YOUR TASK — Every record below should be printed exactly as given.

Some records —

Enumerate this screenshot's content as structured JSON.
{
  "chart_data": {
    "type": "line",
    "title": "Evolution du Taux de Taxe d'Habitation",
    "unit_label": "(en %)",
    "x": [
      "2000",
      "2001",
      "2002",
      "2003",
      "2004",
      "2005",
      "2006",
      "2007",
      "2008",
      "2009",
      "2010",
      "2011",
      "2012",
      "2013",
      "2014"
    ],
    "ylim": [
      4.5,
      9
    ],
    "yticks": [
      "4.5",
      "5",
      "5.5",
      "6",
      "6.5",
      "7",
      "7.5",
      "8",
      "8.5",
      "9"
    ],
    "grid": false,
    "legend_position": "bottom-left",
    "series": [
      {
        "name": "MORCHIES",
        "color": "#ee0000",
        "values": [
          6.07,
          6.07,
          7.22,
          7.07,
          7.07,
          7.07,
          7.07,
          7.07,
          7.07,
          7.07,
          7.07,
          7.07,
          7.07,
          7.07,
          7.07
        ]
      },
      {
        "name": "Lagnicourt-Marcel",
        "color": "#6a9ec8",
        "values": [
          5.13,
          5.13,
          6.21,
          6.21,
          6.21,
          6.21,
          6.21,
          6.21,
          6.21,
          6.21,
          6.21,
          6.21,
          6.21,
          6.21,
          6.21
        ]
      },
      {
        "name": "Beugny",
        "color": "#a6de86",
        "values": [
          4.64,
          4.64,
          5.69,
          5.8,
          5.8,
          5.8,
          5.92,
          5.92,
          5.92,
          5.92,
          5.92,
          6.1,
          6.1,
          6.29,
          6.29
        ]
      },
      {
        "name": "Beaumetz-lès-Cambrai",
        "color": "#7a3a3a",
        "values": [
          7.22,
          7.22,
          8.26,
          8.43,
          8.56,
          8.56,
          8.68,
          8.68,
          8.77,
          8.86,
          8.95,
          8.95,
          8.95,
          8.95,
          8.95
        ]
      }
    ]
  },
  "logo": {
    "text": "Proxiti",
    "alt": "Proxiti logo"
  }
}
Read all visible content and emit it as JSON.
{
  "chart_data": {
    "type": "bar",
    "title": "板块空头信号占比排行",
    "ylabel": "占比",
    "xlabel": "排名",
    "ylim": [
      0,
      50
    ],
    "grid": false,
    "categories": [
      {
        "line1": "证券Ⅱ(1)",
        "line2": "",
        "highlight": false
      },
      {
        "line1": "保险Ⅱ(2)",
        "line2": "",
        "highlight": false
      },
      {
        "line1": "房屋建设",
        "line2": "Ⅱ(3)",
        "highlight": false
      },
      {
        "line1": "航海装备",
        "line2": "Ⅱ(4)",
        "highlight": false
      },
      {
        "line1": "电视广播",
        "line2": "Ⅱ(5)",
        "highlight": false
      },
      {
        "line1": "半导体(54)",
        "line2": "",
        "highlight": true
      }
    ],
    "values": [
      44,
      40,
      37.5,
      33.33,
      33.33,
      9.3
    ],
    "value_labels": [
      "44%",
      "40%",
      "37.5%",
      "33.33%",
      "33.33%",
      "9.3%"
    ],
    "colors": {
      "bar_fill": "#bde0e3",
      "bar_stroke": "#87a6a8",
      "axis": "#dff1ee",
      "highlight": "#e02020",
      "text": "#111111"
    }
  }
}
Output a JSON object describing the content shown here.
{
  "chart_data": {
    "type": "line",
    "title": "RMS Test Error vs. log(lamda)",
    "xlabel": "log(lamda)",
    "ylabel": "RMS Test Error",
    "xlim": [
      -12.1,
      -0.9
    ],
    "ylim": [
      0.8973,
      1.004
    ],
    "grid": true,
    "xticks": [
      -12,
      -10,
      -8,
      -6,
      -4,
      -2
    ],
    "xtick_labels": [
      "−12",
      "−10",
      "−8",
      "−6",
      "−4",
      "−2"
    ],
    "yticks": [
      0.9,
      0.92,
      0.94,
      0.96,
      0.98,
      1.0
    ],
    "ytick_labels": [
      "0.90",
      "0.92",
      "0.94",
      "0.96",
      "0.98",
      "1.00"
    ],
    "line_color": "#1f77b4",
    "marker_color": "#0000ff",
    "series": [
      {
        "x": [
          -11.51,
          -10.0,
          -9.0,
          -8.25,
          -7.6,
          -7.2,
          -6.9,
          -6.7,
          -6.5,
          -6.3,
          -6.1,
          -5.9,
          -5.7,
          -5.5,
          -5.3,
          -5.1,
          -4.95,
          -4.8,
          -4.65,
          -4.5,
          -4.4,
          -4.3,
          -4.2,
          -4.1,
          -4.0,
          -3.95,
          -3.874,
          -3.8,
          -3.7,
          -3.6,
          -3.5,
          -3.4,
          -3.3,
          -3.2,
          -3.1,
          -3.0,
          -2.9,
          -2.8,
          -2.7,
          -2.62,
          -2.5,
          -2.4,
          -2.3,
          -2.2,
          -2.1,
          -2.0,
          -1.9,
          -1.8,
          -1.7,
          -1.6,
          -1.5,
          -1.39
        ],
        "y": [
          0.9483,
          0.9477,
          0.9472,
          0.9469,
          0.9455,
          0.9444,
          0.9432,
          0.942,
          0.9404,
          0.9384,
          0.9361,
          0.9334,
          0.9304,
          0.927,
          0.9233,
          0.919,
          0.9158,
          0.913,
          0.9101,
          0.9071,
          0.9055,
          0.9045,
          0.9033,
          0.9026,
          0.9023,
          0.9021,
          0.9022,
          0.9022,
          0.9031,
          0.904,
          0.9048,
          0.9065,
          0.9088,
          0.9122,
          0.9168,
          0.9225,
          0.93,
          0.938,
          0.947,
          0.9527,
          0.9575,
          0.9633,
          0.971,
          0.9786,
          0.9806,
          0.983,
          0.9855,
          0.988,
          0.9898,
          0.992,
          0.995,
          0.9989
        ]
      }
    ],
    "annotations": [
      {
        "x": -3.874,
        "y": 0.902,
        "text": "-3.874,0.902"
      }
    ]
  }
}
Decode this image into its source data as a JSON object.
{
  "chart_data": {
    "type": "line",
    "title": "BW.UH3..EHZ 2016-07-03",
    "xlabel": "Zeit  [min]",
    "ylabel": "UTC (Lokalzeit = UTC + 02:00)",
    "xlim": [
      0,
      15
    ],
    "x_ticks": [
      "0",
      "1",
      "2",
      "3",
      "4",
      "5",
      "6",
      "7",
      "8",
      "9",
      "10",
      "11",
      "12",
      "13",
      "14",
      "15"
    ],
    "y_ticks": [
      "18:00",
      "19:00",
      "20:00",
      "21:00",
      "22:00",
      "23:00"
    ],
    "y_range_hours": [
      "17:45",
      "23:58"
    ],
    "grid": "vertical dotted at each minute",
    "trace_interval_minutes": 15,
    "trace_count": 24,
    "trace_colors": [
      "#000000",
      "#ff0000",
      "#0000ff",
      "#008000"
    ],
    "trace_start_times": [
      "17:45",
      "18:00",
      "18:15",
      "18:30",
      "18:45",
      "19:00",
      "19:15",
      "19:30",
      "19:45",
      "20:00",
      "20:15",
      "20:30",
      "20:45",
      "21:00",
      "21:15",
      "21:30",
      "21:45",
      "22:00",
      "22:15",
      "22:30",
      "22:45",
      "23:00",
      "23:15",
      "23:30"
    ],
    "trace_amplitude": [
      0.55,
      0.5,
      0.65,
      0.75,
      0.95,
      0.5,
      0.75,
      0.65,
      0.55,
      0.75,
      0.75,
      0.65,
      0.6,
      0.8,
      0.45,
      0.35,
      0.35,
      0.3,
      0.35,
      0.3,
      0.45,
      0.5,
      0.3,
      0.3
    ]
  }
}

COMPLETE ANSWER —
Enumerate this screenshot's content as structured JSON.
{
  "chart_data": {
    "type": "line",
    "title": "Evolution du Taux de Taxe d'Habitation",
    "unit_label": "(en %)",
    "x": [
      "2000",
      "2001",
      "2002",
      "2003",
      "2004",
      "2005",
      "2006",
      "2007",
      "2008",
      "2009",
      "2010",
      "2011",
      "2012",
      "2013",
      "2014"
    ],
    "ylim": [
      4.5,
      9
    ],
    "yticks": [
      "4.5",
      "5",
      "5.5",
      "6",
      "6.5",
      "7",
      "7.5",
      "8",
      "8.5",
      "9"
    ],
    "grid": false,
    "legend_position": "bottom-left",
    "series": [
      {
        "name": "MORCHIES",
        "color": "#ee0000",
        "values": [
          6.07,
          6.07,
          7.22,
          7.07,
          7.07,
          7.07,
          7.07,
          7.07,
          7.07,
          7.07,
          7.07,
          7.07,
          7.07,
          7.07,
          7.07
        ]
      },
      {
        "name": "Lagnicourt-Marcel",
        "color": "#6a9ec8",
        "values": [
          5.13,
          5.13,
          6.21,
          6.21,
          6.21,
          6.21,
          6.21,
          6.21,
          6.21,
          6.21,
          6.21,
          6.21,
          6.21,
          6.21,
          6.21
        ]
      },
      {
        "name": "Beugny",
        "color": "#a6de86",
        "values": [
          4.64,
          4.64,
          5.69,
          5.8,
          5.8,
          5.8,
          5.92,
          5.92,
          5.92,
          5.92,
          5.92,
          6.1,
          6.1,
          6.29,
          6.29
        ]
      },
      {
        "name": "Beaumetz-lès-Cambrai",
        "color": "#7a3a3a",
        "values": [
          7.22,
          7.22,
          8.26,
          8.43,
          8.56,
          8.56,
          8.68,
          8.68,
          8.77,
          8.86,
          8.95,
          8.95,
          8.95,
          8.95,
          8.95
        ]
      }
    ]
  },
  "logo": {
    "text": "Proxiti",
    "alt": "Proxiti logo"
  }
}
Read all visible content and emit it as JSON.
{
  "chart_data": {
    "type": "bar",
    "title": "板块空头信号占比排行",
    "ylabel": "占比",
    "xlabel": "排名",
    "ylim": [
      0,
      50
    ],
    "grid": false,
    "categories": [
      {
        "line1": "证券Ⅱ(1)",
        "line2": "",
        "highlight": false
      },
      {
        "line1": "保险Ⅱ(2)",
        "line2": "",
        "highlight": false
      },
      {
        "line1": "房屋建设",
        "line2": "Ⅱ(3)",
        "highlight": false
      },
      {
        "line1": "航海装备",
        "line2": "Ⅱ(4)",
        "highlight": false
      },
      {
        "line1": "电视广播",
        "line2": "Ⅱ(5)",
        "highlight": false
      },
      {
        "line1": "半导体(54)",
        "line2": "",
        "highlight": true
      }
    ],
    "values": [
      44,
      40,
      37.5,
      33.33,
      33.33,
      9.3
    ],
    "value_labels": [
      "44%",
      "40%",
      "37.5%",
      "33.33%",
      "33.33%",
      "9.3%"
    ],
    "colors": {
      "bar_fill": "#bde0e3",
      "bar_stroke": "#87a6a8",
      "axis": "#dff1ee",
      "highlight": "#e02020",
      "text": "#111111"
    }
  }
}
Output a JSON object describing the content shown here.
{
  "chart_data": {
    "type": "line",
    "title": "RMS Test Error vs. log(lamda)",
    "xlabel": "log(lamda)",
    "ylabel": "RMS Test Error",
    "xlim": [
      -12.1,
      -0.9
    ],
    "ylim": [
      0.8973,
      1.004
    ],
    "grid": true,
    "xticks": [
      -12,
      -10,
      -8,
      -6,
      -4,
      -2
    ],
    "xtick_labels": [
      "−12",
      "−10",
      "−8",
      "−6",
      "−4",
      "−2"
    ],
    "yticks": [
      0.9,
      0.92,
      0.94,
      0.96,
      0.98,
      1.0
    ],
    "ytick_labels": [
      "0.90",
      "0.92",
      "0.94",
      "0.96",
      "0.98",
      "1.00"
    ],
    "line_color": "#1f77b4",
    "marker_color": "#0000ff",
    "series": [
      {
        "x": [
          -11.51,
          -10.0,
          -9.0,
          -8.25,
          -7.6,
          -7.2,
          -6.9,
          -6.7,
          -6.5,
          -6.3,
          -6.1,
          -5.9,
          -5.7,
          -5.5,
          -5.3,
          -5.1,
          -4.95,
          -4.8,
          -4.65,
          -4.5,
          -4.4,
          -4.3,
          -4.2,
          -4.1,
          -4.0,
          -3.95,
          -3.874,
          -3.8,
          -3.7,
          -3.6,
          -3.5,
          -3.4,
          -3.3,
          -3.2,
          -3.1,
          -3.0,
          -2.9,
          -2.8,
          -2.7,
          -2.62,
          -2.5,
          -2.4,
          -2.3,
          -2.2,
          -2.1,
          -2.0,
          -1.9,
          -1.8,
          -1.7,
          -1.6,
          -1.5,
          -1.39
        ],
        "y": [
          0.9483,
          0.9477,
          0.9472,
          0.9469,
          0.9455,
          0.9444,
          0.9432,
          0.942,
          0.9404,
          0.9384,
          0.9361,
          0.9334,
          0.9304,
          0.927,
          0.9233,
          0.919,
          0.9158,
          0.913,
          0.9101,
          0.9071,
          0.9055,
          0.9045,
          0.9033,
          0.9026,
          0.9023,
          0.9021,
          0.9022,
          0.9022,
          0.9031,
          0.904,
          0.9048,
          0.9065,
          0.9088,
          0.9122,
          0.9168,
          0.9225,
          0.93,
          0.938,
          0.947,
          0.9527,
          0.9575,
          0.9633,
          0.971,
          0.9786,
          0.9806,
          0.983,
          0.9855,
          0.988,
          0.9898,
          0.992,
          0.995,
          0.9989
        ]
      }
    ],
    "annotations": [
      {
        "x": -3.874,
        "y": 0.902,
        "text": "-3.874,0.902"
      }
    ]
  }
}
Decode this image into its source data as a JSON object.
{
  "chart_data": {
    "type": "line",
    "title": "BW.UH3..EHZ 2016-07-03",
    "xlabel": "Zeit  [min]",
    "ylabel": "UTC (Lokalzeit = UTC + 02:00)",
    "xlim": [
      0,
      15
    ],
    "x_ticks": [
      "0",
      "1",
      "2",
      "3",
      "4",
      "5",
      "6",
      "7",
      "8",
      "9",
      "10",
      "11",
      "12",
      "13",
      "14",
      "15"
    ],
    "y_ticks": [
      "18:00",
      "19:00",
      "20:00",
      "21:00",
      "22:00",
      "23:00"
    ],
    "y_range_hours": [
      "17:45",
      "23:58"
    ],
    "grid": "vertical dotted at each minute",
    "trace_interval_minutes": 15,
    "trace_count": 24,
    "trace_colors": [
      "#000000",
      "#ff0000",
      "#0000ff",
      "#008000"
    ],
    "trace_start_times": [
      "17:45",
      "18:00",
      "18:15",
      "18:30",
      "18:45",
      "19:00",
      "19:15",
      "19:30",
      "19:45",
      "20:00",
      "20:15",
      "20:30",
      "20:45",
      "21:00",
      "21:15",
      "21:30",
      "21:45",
      "22:00",
      "22:15",
      "22:30",
      "22:45",
      "23:00",
      "23:15",
      "23:30"
    ],
    "trace_amplitude": [
      0.55,
      0.5,
      0.65,
      0.75,
      0.95,
      0.5,
      0.75,
      0.65,
      0.55,
      0.75,
      0.75,
      0.65,
      0.6,
      0.8,
      0.45,
      0.35,
      0.35,
      0.3,
      0.35,
      0.3,
      0.45,
      0.5,
      0.3,
      0.3
    ]
  }
}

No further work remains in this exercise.